* [Dataset records]
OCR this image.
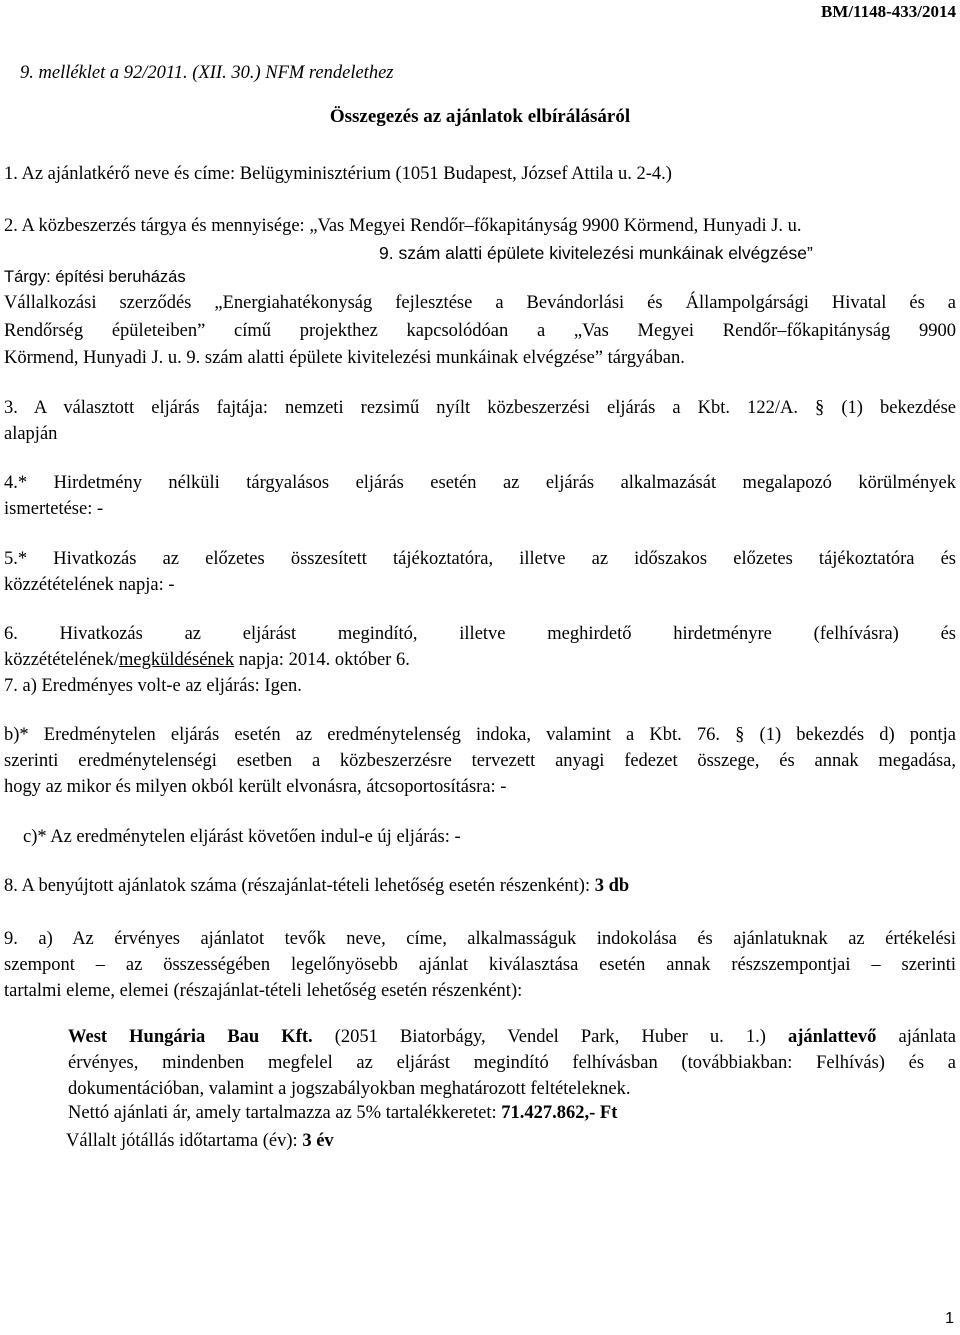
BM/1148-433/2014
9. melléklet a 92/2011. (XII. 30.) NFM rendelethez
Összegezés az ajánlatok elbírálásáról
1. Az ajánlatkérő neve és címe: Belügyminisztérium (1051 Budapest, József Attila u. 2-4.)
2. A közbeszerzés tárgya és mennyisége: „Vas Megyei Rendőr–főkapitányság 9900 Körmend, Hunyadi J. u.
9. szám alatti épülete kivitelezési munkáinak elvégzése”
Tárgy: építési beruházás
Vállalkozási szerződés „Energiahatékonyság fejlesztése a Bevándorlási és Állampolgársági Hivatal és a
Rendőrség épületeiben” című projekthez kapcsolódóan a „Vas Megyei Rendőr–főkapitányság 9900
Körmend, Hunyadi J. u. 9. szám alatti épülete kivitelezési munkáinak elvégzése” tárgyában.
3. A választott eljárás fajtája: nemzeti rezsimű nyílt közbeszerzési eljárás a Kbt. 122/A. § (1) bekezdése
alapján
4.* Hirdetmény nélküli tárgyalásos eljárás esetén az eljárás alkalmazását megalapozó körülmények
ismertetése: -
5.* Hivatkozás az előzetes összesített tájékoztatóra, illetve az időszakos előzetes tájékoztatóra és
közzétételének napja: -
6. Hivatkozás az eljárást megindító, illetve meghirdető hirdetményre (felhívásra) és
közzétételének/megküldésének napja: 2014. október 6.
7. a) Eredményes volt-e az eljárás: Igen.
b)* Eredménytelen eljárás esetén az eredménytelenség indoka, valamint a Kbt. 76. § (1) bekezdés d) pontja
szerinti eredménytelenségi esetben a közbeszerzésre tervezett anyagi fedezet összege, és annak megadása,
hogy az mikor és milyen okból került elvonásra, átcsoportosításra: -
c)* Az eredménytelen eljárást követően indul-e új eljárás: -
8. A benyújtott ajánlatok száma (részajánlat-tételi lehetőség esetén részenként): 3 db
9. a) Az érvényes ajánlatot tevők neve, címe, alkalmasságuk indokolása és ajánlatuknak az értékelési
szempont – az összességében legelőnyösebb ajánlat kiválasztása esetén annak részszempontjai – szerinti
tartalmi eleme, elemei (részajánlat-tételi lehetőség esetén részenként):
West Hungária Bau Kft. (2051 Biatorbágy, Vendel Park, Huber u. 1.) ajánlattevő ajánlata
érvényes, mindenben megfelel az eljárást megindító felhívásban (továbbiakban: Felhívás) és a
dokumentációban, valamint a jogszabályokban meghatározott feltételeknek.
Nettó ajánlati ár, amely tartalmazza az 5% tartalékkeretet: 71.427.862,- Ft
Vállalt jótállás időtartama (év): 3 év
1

...

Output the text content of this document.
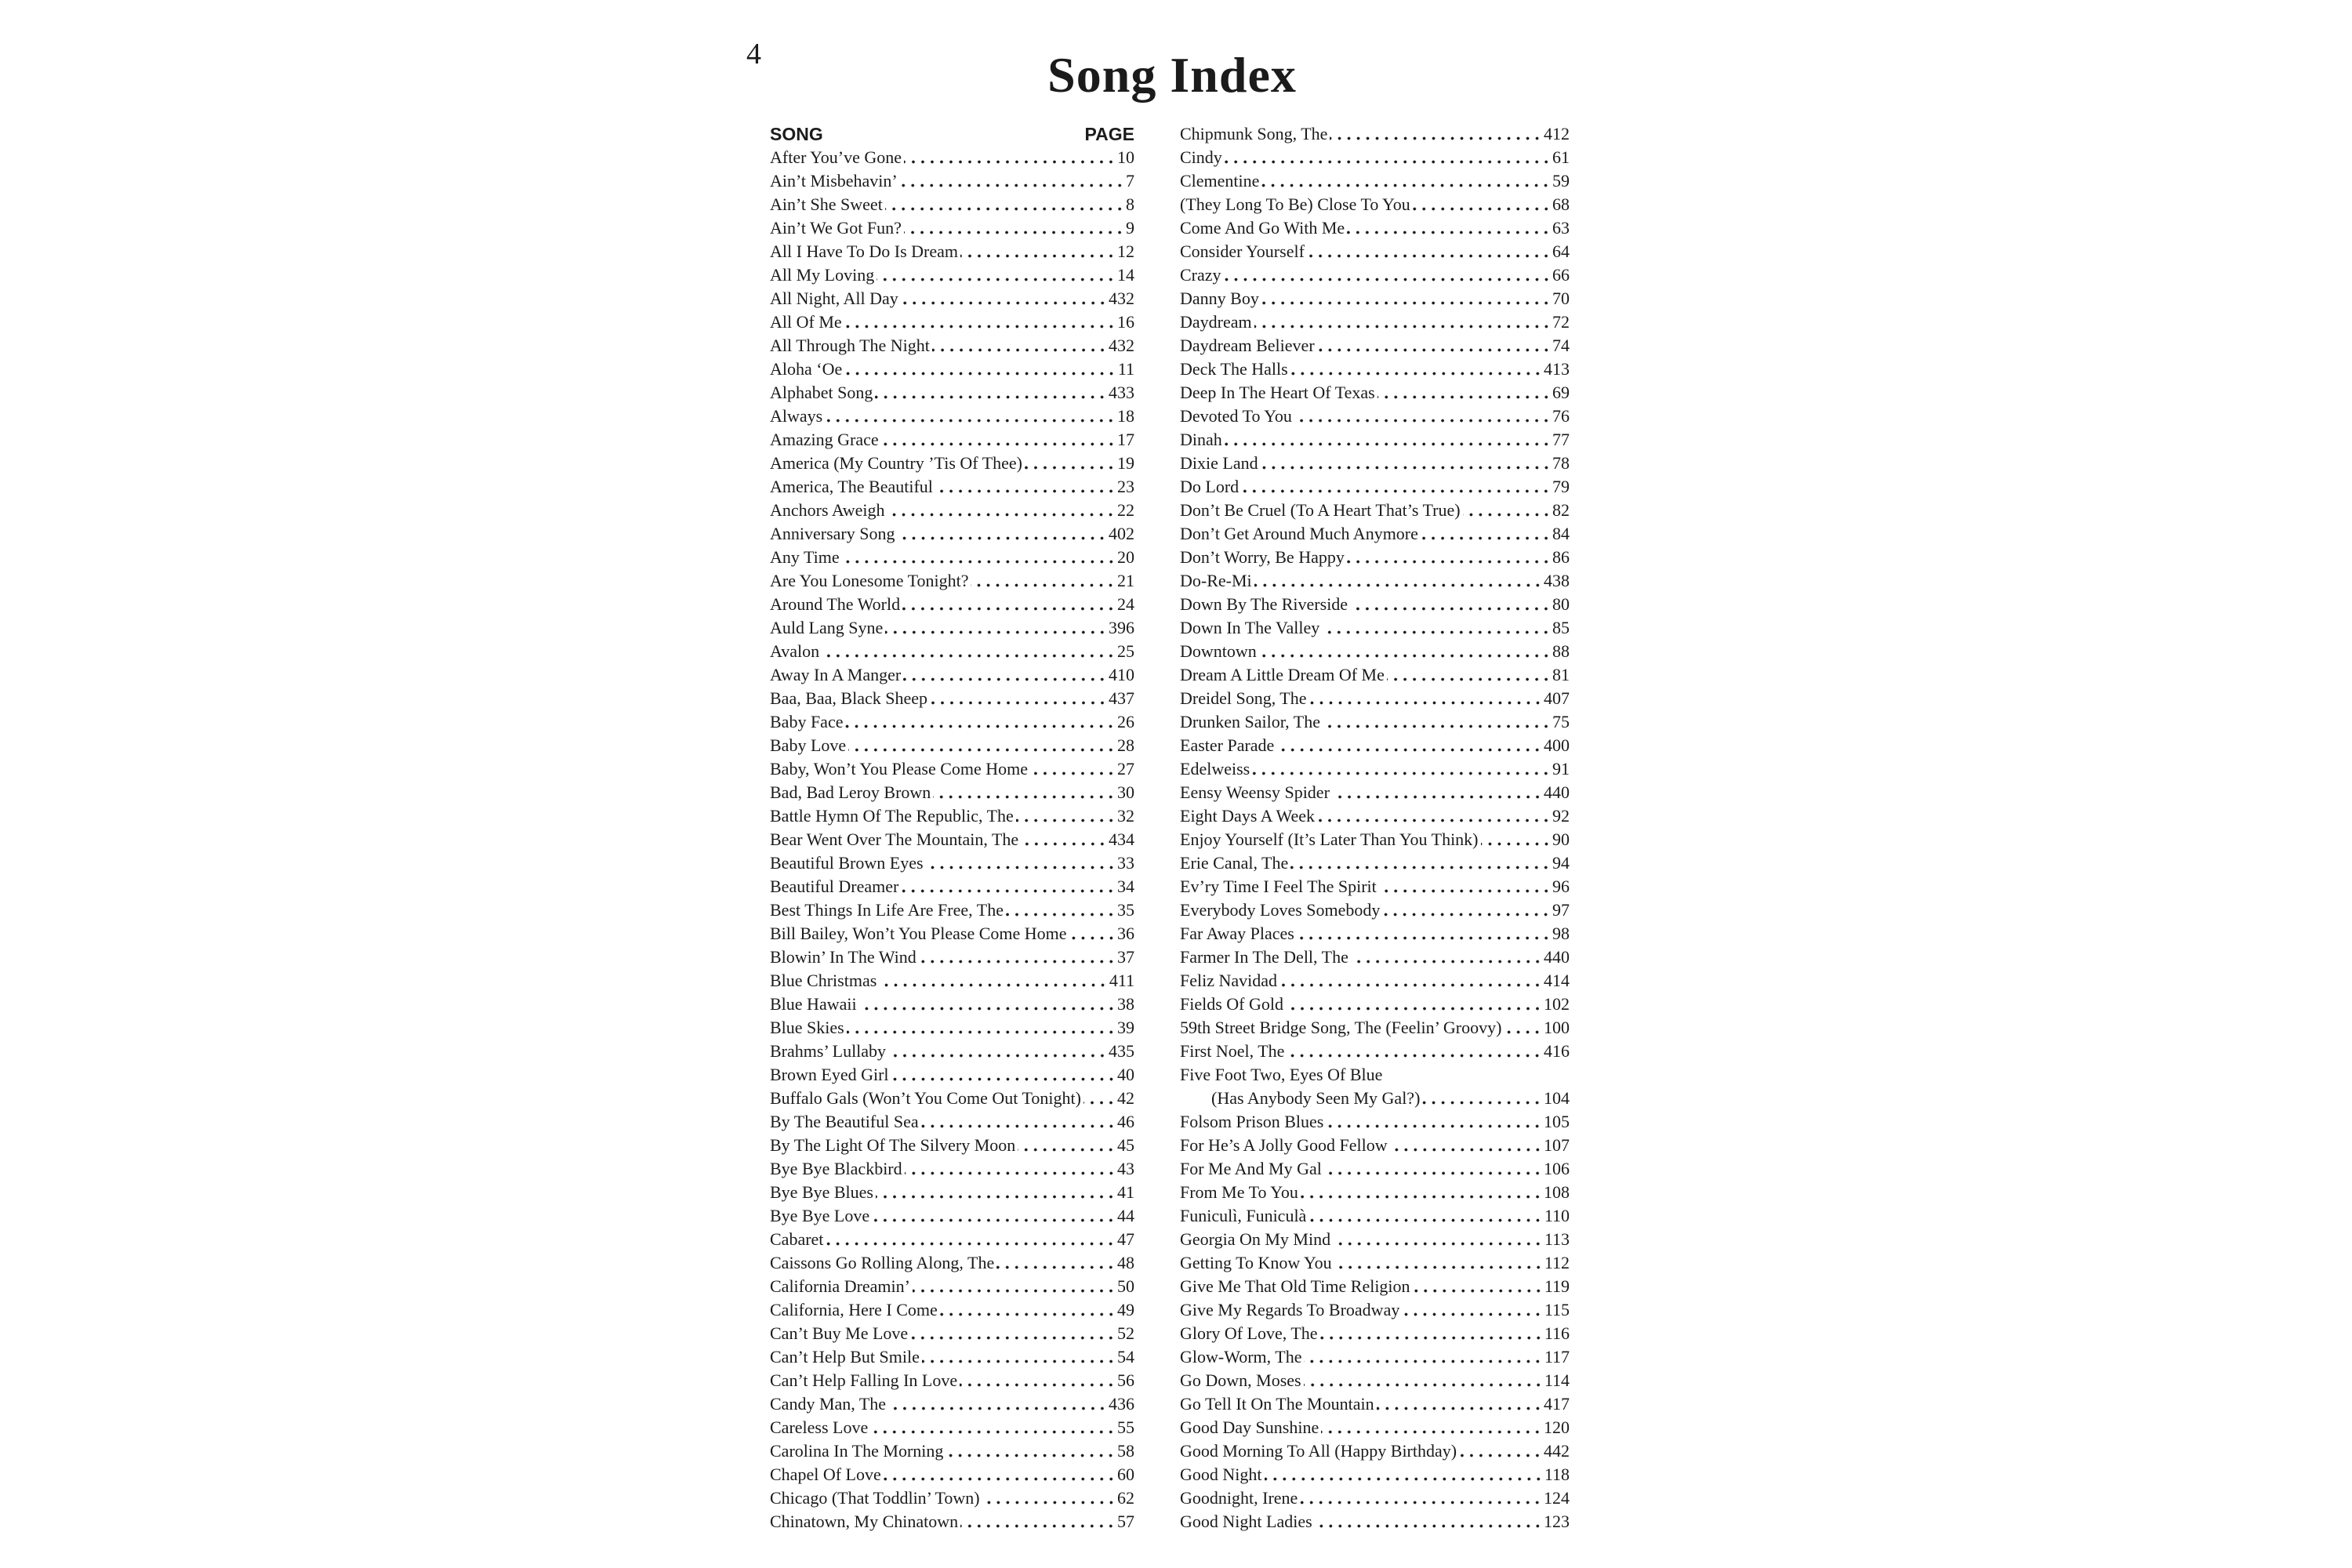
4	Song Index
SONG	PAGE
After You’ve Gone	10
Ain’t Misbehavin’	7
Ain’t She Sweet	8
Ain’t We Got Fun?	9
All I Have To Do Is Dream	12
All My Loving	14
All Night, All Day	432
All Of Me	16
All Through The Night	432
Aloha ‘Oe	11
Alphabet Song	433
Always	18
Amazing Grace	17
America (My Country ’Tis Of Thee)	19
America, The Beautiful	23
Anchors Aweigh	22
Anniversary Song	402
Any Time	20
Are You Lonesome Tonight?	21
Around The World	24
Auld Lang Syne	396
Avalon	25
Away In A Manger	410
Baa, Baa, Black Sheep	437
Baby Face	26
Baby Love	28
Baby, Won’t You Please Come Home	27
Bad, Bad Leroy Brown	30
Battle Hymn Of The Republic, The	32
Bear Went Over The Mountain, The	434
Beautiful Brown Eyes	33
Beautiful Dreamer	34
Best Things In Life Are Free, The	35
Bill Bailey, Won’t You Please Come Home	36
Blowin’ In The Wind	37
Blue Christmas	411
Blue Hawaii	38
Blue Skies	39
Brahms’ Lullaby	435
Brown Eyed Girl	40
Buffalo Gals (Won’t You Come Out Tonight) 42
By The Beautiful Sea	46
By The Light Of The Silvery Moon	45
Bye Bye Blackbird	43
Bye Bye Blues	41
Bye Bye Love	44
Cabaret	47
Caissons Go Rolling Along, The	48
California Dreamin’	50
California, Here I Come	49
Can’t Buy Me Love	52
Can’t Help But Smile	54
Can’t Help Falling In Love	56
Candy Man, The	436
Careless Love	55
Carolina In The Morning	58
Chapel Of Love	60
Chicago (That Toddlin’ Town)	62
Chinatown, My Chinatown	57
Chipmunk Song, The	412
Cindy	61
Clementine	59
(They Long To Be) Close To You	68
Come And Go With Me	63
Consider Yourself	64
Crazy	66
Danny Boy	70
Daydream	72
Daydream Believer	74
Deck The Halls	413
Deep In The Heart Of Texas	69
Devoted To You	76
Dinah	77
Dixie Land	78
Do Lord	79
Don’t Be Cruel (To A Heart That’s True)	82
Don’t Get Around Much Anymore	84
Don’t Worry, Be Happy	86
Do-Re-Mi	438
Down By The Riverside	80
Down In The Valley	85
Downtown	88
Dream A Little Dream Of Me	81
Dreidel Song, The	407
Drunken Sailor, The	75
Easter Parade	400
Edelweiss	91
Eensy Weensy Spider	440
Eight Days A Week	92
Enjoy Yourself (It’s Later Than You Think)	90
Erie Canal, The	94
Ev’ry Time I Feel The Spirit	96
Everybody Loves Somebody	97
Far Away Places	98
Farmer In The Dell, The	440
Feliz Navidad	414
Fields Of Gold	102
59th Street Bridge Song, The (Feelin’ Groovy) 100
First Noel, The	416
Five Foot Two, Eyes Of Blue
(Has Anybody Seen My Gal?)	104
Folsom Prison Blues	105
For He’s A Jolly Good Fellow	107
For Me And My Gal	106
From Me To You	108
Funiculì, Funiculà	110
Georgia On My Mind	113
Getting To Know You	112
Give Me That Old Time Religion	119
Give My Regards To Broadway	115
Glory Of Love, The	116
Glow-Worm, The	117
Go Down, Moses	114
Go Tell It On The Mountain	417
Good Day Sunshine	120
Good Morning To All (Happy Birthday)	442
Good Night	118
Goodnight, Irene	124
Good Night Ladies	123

* [Task to complete]
Which lines hold the word "lehetőség"? Return all of them from the records above.

* [Result for this exercise]
8. A benyújtott ajánlatok száma (részajánlat-tételi lehetőség esetén részenként): 3 db
tartalmi eleme, elemei (részajánlat-tételi lehetőség esetén részenként):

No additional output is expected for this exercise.